## EXERCISE DETAILS
Check each line for the string "Opere" and give only the count of lines that have it.

## Data entries
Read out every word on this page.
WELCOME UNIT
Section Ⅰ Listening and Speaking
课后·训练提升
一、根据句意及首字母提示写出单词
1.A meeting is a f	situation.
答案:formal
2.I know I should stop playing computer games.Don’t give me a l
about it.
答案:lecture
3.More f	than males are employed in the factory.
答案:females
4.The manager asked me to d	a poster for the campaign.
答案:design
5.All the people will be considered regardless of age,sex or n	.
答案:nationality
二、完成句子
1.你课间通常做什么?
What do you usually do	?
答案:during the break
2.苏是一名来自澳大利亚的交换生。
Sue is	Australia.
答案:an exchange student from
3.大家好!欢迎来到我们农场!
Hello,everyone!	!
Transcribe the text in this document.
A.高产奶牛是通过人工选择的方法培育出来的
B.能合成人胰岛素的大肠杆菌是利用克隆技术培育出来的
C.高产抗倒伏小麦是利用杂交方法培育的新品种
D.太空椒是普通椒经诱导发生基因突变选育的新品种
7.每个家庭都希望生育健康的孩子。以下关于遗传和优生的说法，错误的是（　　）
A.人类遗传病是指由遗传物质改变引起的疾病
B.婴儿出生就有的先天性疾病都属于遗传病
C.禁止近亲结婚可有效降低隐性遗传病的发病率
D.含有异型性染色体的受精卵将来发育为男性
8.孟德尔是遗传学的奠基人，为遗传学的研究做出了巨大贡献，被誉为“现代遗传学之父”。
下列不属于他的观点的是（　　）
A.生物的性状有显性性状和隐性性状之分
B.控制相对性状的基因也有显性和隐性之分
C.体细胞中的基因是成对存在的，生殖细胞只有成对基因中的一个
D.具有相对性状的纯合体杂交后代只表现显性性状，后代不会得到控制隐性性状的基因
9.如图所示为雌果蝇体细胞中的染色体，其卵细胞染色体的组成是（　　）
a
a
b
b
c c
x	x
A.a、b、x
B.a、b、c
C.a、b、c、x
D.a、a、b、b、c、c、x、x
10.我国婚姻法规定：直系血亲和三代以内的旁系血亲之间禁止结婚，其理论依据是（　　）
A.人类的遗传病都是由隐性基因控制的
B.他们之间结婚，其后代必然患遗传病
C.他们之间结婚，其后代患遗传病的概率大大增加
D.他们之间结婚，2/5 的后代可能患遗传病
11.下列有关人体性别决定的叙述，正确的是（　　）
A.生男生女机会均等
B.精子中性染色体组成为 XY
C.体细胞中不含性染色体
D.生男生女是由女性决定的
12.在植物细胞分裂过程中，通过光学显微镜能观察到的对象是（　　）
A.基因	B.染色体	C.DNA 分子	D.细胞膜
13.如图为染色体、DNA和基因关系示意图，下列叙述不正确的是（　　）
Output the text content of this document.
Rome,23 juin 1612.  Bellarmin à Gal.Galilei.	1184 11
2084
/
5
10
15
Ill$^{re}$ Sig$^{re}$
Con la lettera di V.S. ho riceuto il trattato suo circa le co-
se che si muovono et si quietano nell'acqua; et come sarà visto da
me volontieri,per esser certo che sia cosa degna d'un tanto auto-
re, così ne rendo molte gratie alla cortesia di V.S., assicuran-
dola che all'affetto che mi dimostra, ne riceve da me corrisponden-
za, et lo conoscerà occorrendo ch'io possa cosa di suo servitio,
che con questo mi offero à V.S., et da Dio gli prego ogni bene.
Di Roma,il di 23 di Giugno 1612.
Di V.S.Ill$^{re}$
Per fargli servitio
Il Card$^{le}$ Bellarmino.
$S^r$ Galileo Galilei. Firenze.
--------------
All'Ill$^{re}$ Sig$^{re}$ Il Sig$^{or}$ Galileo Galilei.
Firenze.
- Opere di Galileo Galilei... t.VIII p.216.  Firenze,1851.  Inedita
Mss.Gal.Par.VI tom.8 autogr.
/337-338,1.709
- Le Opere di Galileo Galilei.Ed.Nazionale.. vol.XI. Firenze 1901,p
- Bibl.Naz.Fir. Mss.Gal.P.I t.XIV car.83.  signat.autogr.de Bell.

## TASK OUTPUT
2